- Record excerpts -
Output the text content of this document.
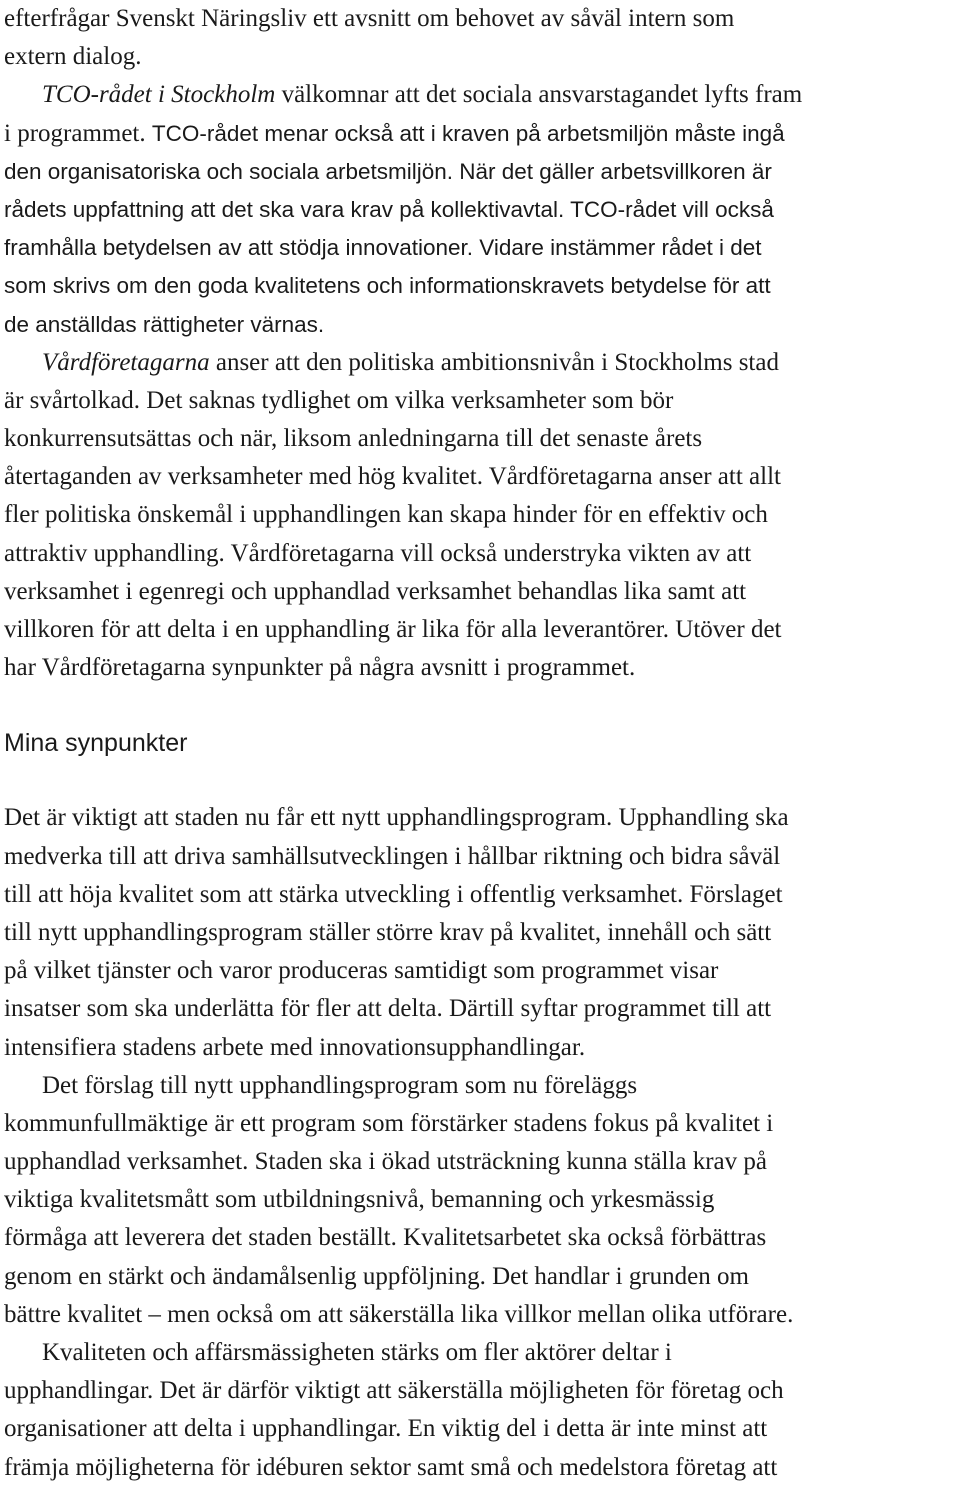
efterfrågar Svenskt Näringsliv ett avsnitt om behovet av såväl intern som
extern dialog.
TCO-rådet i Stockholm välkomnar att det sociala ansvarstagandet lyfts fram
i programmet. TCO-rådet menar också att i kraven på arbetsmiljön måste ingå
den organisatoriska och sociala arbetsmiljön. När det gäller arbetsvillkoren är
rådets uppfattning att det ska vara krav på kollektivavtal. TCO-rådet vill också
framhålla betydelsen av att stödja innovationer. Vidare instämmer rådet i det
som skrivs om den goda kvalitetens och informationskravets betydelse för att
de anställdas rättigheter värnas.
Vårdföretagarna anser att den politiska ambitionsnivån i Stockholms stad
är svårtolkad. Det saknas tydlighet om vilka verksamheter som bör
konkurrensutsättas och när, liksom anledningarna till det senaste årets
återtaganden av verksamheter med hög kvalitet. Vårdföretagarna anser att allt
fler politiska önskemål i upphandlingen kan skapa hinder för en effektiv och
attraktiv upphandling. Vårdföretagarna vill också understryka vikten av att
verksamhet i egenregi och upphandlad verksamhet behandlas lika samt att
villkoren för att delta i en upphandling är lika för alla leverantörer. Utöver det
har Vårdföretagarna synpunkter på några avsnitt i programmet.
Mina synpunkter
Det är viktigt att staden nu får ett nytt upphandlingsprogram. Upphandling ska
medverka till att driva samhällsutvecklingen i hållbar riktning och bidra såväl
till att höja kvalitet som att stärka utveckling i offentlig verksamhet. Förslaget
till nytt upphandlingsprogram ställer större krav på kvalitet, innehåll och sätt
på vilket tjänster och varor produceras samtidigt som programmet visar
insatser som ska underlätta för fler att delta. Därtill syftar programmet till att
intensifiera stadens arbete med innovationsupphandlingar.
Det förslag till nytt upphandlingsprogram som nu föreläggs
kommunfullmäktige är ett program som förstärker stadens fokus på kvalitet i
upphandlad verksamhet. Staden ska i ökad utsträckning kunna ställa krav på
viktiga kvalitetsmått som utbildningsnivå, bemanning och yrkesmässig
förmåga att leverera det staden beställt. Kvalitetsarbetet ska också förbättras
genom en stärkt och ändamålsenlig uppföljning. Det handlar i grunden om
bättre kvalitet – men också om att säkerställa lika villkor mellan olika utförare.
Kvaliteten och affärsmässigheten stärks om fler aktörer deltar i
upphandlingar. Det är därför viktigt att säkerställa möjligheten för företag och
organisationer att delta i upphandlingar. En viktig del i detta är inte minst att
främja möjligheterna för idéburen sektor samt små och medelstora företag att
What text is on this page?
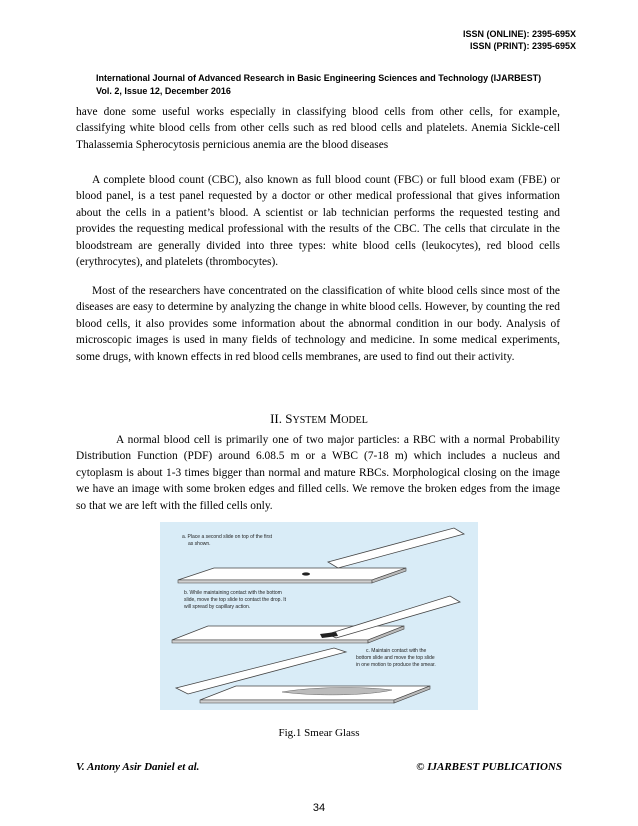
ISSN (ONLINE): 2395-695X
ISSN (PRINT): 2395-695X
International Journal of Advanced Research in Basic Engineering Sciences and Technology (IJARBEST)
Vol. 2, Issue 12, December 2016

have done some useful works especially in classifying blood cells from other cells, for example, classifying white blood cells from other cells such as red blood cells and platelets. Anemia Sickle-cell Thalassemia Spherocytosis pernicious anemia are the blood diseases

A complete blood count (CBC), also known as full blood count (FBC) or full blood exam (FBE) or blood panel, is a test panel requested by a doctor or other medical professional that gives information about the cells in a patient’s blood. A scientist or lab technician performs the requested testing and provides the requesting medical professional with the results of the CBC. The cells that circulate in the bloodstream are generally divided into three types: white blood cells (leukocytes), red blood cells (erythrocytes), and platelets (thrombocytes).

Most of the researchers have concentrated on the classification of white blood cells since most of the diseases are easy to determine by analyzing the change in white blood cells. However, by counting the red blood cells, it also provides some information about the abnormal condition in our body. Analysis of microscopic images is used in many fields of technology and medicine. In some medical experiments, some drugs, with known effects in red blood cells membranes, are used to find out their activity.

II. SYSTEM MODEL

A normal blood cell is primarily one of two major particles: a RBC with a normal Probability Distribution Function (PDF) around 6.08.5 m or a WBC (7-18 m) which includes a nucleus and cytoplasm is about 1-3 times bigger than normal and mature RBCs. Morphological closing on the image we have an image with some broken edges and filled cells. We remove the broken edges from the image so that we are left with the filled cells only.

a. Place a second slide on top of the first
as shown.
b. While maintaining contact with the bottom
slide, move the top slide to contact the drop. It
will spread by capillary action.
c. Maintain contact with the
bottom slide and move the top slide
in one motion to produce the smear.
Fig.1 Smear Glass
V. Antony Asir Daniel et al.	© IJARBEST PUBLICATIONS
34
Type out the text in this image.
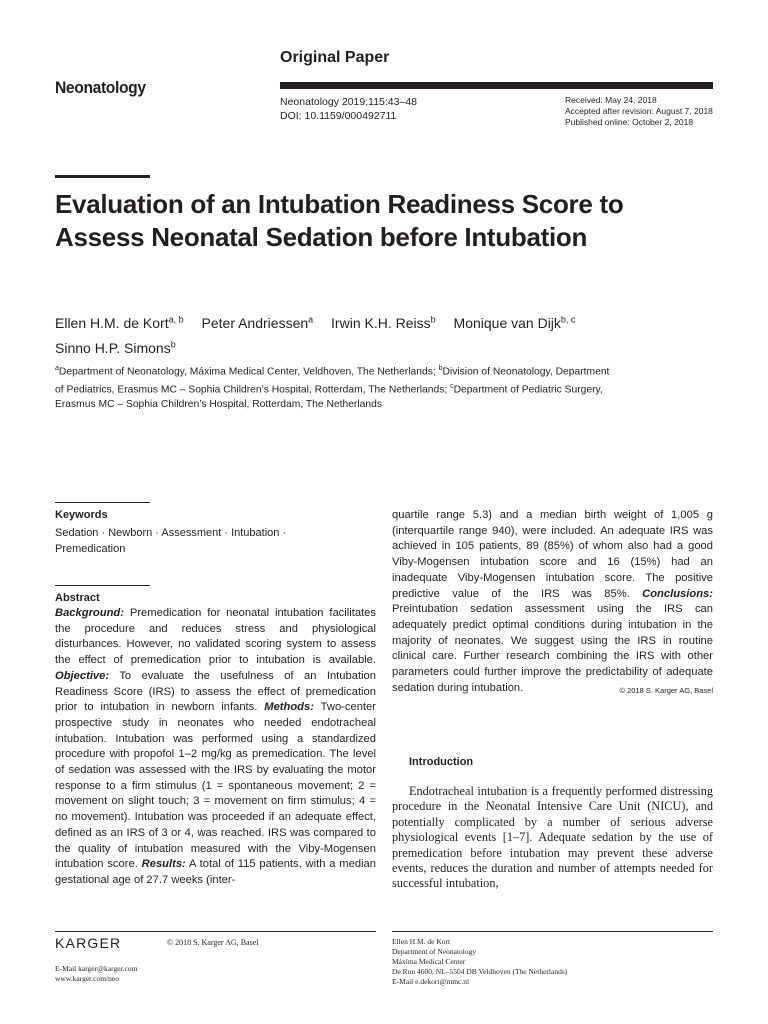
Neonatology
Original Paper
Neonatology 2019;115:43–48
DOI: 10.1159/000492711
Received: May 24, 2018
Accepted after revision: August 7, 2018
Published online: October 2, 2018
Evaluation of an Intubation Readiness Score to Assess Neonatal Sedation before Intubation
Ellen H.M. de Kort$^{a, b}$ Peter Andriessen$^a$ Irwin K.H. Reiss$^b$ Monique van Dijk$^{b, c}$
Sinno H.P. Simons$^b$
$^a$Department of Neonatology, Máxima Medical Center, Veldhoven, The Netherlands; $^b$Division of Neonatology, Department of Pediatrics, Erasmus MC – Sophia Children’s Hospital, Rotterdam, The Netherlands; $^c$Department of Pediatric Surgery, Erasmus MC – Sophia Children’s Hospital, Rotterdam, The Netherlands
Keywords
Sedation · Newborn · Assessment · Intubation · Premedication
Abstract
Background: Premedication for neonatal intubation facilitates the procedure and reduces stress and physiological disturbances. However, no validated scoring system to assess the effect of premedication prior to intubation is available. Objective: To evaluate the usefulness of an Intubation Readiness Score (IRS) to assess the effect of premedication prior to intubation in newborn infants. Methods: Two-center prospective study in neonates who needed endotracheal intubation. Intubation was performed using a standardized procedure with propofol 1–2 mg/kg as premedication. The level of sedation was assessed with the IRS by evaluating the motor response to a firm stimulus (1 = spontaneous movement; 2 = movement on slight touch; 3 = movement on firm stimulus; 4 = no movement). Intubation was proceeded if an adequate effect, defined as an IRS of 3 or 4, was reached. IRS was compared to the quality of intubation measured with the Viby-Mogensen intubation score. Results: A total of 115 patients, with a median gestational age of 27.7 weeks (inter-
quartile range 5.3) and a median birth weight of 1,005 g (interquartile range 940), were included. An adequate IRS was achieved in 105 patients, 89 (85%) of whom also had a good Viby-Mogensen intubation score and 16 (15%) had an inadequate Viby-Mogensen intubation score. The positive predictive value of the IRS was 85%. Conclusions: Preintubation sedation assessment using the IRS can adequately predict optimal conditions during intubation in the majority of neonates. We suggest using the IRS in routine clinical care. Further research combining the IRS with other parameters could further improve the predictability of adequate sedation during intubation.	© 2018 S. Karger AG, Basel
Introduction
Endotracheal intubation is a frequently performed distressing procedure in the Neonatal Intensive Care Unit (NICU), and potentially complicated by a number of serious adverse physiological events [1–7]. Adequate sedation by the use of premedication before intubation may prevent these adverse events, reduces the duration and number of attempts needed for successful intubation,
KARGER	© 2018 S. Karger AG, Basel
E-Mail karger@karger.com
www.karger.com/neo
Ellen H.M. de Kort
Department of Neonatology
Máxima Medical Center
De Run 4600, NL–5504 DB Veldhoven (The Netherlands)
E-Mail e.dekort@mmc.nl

- Action item -
Could every record be given again exactly, with its pictures left out?

- Output of the task -
Output the text content of this document.
efterfrågar Svenskt Näringsliv ett avsnitt om behovet av såväl intern som
extern dialog.
TCO-rådet i Stockholm välkomnar att det sociala ansvarstagandet lyfts fram
i programmet. TCO-rådet menar också att i kraven på arbetsmiljön måste ingå
den organisatoriska och sociala arbetsmiljön. När det gäller arbetsvillkoren är
rådets uppfattning att det ska vara krav på kollektivavtal. TCO-rådet vill också
framhålla betydelsen av att stödja innovationer. Vidare instämmer rådet i det
som skrivs om den goda kvalitetens och informationskravets betydelse för att
de anställdas rättigheter värnas.
Vårdföretagarna anser att den politiska ambitionsnivån i Stockholms stad
är svårtolkad. Det saknas tydlighet om vilka verksamheter som bör
konkurrensutsättas och när, liksom anledningarna till det senaste årets
återtaganden av verksamheter med hög kvalitet. Vårdföretagarna anser att allt
fler politiska önskemål i upphandlingen kan skapa hinder för en effektiv och
attraktiv upphandling. Vårdföretagarna vill också understryka vikten av att
verksamhet i egenregi och upphandlad verksamhet behandlas lika samt att
villkoren för att delta i en upphandling är lika för alla leverantörer. Utöver det
har Vårdföretagarna synpunkter på några avsnitt i programmet.
Mina synpunkter
Det är viktigt att staden nu får ett nytt upphandlingsprogram. Upphandling ska
medverka till att driva samhällsutvecklingen i hållbar riktning och bidra såväl
till att höja kvalitet som att stärka utveckling i offentlig verksamhet. Förslaget
till nytt upphandlingsprogram ställer större krav på kvalitet, innehåll och sätt
på vilket tjänster och varor produceras samtidigt som programmet visar
insatser som ska underlätta för fler att delta. Därtill syftar programmet till att
intensifiera stadens arbete med innovationsupphandlingar.
Det förslag till nytt upphandlingsprogram som nu föreläggs
kommunfullmäktige är ett program som förstärker stadens fokus på kvalitet i
upphandlad verksamhet. Staden ska i ökad utsträckning kunna ställa krav på
viktiga kvalitetsmått som utbildningsnivå, bemanning och yrkesmässig
förmåga att leverera det staden beställt. Kvalitetsarbetet ska också förbättras
genom en stärkt och ändamålsenlig uppföljning. Det handlar i grunden om
bättre kvalitet – men också om att säkerställa lika villkor mellan olika utförare.
Kvaliteten och affärsmässigheten stärks om fler aktörer deltar i
upphandlingar. Det är därför viktigt att säkerställa möjligheten för företag och
organisationer att delta i upphandlingar. En viktig del i detta är inte minst att
främja möjligheterna för idéburen sektor samt små och medelstora företag att
What text is on this page?
ISSN (ONLINE): 2395-695X
ISSN (PRINT): 2395-695X
International Journal of Advanced Research in Basic Engineering Sciences and Technology (IJARBEST)
Vol. 2, Issue 12, December 2016

have done some useful works especially in classifying blood cells from other cells, for example, classifying white blood cells from other cells such as red blood cells and platelets. Anemia Sickle-cell Thalassemia Spherocytosis pernicious anemia are the blood diseases

A complete blood count (CBC), also known as full blood count (FBC) or full blood exam (FBE) or blood panel, is a test panel requested by a doctor or other medical professional that gives information about the cells in a patient’s blood. A scientist or lab technician performs the requested testing and provides the requesting medical professional with the results of the CBC. The cells that circulate in the bloodstream are generally divided into three types: white blood cells (leukocytes), red blood cells (erythrocytes), and platelets (thrombocytes).

Most of the researchers have concentrated on the classification of white blood cells since most of the diseases are easy to determine by analyzing the change in white blood cells. However, by counting the red blood cells, it also provides some information about the abnormal condition in our body. Analysis of microscopic images is used in many fields of technology and medicine. In some medical experiments, some drugs, with known effects in red blood cells membranes, are used to find out their activity.

II. SYSTEM MODEL

A normal blood cell is primarily one of two major particles: a RBC with a normal Probability Distribution Function (PDF) around 6.08.5 m or a WBC (7-18 m) which includes a nucleus and cytoplasm is about 1-3 times bigger than normal and mature RBCs. Morphological closing on the image we have an image with some broken edges and filled cells. We remove the broken edges from the image so that we are left with the filled cells only.

a. Place a second slide on top of the first
as shown.
b. While maintaining contact with the bottom
slide, move the top slide to contact the drop. It
will spread by capillary action.
c. Maintain contact with the
bottom slide and move the top slide
in one motion to produce the smear.
Fig.1 Smear Glass
V. Antony Asir Daniel et al.	© IJARBEST PUBLICATIONS
34
Type out the text in this image.
Neonatology
Original Paper
Neonatology 2019;115:43–48
DOI: 10.1159/000492711
Received: May 24, 2018
Accepted after revision: August 7, 2018
Published online: October 2, 2018
Evaluation of an Intubation Readiness Score to Assess Neonatal Sedation before Intubation
Ellen H.M. de Kort$^{a, b}$ Peter Andriessen$^a$ Irwin K.H. Reiss$^b$ Monique van Dijk$^{b, c}$
Sinno H.P. Simons$^b$
$^a$Department of Neonatology, Máxima Medical Center, Veldhoven, The Netherlands; $^b$Division of Neonatology, Department of Pediatrics, Erasmus MC – Sophia Children’s Hospital, Rotterdam, The Netherlands; $^c$Department of Pediatric Surgery, Erasmus MC – Sophia Children’s Hospital, Rotterdam, The Netherlands
Keywords
Sedation · Newborn · Assessment · Intubation · Premedication
Abstract
Background: Premedication for neonatal intubation facilitates the procedure and reduces stress and physiological disturbances. However, no validated scoring system to assess the effect of premedication prior to intubation is available. Objective: To evaluate the usefulness of an Intubation Readiness Score (IRS) to assess the effect of premedication prior to intubation in newborn infants. Methods: Two-center prospective study in neonates who needed endotracheal intubation. Intubation was performed using a standardized procedure with propofol 1–2 mg/kg as premedication. The level of sedation was assessed with the IRS by evaluating the motor response to a firm stimulus (1 = spontaneous movement; 2 = movement on slight touch; 3 = movement on firm stimulus; 4 = no movement). Intubation was proceeded if an adequate effect, defined as an IRS of 3 or 4, was reached. IRS was compared to the quality of intubation measured with the Viby-Mogensen intubation score. Results: A total of 115 patients, with a median gestational age of 27.7 weeks (inter-
quartile range 5.3) and a median birth weight of 1,005 g (interquartile range 940), were included. An adequate IRS was achieved in 105 patients, 89 (85%) of whom also had a good Viby-Mogensen intubation score and 16 (15%) had an inadequate Viby-Mogensen intubation score. The positive predictive value of the IRS was 85%. Conclusions: Preintubation sedation assessment using the IRS can adequately predict optimal conditions during intubation in the majority of neonates. We suggest using the IRS in routine clinical care. Further research combining the IRS with other parameters could further improve the predictability of adequate sedation during intubation.	© 2018 S. Karger AG, Basel
Introduction
Endotracheal intubation is a frequently performed distressing procedure in the Neonatal Intensive Care Unit (NICU), and potentially complicated by a number of serious adverse physiological events [1–7]. Adequate sedation by the use of premedication before intubation may prevent these adverse events, reduces the duration and number of attempts needed for successful intubation,
KARGER	© 2018 S. Karger AG, Basel
E-Mail karger@karger.com
www.karger.com/neo
Ellen H.M. de Kort
Department of Neonatology
Máxima Medical Center
De Run 4600, NL–5504 DB Veldhoven (The Netherlands)
E-Mail e.dekort@mmc.nl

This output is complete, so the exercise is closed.